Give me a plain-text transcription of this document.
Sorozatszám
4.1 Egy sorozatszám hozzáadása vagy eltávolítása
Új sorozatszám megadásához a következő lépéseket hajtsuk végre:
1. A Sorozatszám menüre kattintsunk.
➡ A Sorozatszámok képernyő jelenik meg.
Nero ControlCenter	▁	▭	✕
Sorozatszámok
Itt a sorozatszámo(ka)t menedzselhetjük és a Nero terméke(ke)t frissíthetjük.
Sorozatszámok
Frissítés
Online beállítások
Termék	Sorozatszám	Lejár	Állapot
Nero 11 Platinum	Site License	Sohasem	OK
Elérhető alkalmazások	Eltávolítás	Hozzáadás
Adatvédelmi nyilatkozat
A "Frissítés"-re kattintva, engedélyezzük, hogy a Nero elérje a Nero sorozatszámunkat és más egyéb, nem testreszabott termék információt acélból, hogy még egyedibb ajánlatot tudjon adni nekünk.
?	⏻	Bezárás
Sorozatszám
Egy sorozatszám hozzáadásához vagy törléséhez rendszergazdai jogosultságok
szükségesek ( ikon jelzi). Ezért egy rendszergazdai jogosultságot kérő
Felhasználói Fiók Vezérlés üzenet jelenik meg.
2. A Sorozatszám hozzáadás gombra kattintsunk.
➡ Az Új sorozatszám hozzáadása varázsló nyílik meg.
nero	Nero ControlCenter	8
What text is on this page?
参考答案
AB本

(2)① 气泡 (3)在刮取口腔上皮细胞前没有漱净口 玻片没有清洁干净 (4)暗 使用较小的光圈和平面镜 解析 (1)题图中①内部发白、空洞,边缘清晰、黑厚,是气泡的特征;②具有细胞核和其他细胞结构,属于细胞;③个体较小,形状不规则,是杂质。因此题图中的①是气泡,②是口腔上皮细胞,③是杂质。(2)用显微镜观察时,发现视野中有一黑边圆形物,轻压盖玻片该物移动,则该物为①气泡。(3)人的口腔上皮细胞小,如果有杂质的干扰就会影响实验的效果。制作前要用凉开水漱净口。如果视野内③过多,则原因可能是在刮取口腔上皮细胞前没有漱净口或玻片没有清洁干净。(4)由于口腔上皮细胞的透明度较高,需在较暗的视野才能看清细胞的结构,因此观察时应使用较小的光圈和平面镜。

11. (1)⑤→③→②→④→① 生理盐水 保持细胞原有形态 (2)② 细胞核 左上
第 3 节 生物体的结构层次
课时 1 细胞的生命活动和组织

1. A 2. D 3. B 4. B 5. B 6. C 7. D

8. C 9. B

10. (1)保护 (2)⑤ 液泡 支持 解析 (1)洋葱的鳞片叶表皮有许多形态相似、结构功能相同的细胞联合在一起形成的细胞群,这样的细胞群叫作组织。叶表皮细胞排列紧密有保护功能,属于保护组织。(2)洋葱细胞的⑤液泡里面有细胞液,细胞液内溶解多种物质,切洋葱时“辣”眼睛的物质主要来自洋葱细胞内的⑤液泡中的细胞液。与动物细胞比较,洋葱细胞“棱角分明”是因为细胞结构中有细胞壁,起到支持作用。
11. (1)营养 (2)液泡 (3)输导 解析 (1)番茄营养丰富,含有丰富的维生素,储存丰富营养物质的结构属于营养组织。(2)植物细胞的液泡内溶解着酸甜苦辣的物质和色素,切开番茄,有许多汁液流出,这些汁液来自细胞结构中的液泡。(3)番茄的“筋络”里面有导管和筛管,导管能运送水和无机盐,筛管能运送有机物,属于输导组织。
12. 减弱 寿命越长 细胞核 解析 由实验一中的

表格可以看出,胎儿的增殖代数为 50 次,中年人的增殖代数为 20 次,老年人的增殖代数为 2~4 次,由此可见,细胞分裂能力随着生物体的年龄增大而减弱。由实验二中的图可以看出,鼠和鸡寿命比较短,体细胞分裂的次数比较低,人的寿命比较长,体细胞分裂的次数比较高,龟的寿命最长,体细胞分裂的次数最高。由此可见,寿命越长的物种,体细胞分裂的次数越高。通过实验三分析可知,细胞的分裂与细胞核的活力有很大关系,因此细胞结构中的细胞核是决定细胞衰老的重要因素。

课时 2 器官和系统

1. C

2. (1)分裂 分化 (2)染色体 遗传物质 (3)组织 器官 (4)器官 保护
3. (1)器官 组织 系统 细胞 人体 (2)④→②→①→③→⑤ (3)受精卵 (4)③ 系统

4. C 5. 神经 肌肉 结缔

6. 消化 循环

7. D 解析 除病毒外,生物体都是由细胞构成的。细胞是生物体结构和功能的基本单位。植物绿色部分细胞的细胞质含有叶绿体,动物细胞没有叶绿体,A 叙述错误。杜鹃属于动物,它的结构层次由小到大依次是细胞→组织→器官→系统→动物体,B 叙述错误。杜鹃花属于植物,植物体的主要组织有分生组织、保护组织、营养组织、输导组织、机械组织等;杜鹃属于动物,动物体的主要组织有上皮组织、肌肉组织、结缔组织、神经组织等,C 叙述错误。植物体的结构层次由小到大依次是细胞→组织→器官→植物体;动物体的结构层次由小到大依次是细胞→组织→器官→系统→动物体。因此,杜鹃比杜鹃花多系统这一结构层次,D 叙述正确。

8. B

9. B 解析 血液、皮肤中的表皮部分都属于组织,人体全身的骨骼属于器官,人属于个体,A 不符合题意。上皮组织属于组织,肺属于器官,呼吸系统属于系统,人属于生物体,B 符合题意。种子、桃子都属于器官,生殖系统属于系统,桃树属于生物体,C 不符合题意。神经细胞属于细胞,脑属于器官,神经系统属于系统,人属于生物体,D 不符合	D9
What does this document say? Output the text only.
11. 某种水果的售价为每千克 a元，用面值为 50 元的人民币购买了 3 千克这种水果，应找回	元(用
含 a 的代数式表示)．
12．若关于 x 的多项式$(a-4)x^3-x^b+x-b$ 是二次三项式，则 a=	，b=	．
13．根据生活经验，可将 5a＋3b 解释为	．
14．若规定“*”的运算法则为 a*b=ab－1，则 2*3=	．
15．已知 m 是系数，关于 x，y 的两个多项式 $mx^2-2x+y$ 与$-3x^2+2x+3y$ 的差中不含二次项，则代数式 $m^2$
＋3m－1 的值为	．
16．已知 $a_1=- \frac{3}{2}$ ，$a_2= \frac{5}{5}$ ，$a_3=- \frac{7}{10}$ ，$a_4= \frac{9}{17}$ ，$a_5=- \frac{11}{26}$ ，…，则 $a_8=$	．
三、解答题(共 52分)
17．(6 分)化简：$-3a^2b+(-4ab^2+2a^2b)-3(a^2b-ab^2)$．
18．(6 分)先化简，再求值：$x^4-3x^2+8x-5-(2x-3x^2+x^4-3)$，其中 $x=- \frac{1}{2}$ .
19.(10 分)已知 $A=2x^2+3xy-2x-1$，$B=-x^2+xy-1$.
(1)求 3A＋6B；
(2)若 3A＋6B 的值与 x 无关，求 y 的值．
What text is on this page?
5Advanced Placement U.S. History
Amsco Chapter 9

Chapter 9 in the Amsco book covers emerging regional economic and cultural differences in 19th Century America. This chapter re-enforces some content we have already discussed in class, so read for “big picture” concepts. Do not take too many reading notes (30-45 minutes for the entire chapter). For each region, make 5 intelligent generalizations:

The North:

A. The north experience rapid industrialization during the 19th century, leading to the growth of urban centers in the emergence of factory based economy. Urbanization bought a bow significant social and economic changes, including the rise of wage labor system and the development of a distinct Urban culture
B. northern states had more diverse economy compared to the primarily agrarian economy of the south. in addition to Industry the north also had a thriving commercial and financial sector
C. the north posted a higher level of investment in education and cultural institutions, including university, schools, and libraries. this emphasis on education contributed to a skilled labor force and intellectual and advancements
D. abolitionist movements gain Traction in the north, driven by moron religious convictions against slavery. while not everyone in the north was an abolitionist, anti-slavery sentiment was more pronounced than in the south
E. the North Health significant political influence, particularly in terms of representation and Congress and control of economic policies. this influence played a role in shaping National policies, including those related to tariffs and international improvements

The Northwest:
◇ ◇ ◇ ◇
Exercise directions -
Check each line of the entries for the string "vagy". Copy the lines that have it.

Final answer -
4.1 Egy sorozatszám hozzáadása vagy eltávolítása
Egy sorozatszám hozzáadásához vagy törléséhez rendszergazdai jogosultságok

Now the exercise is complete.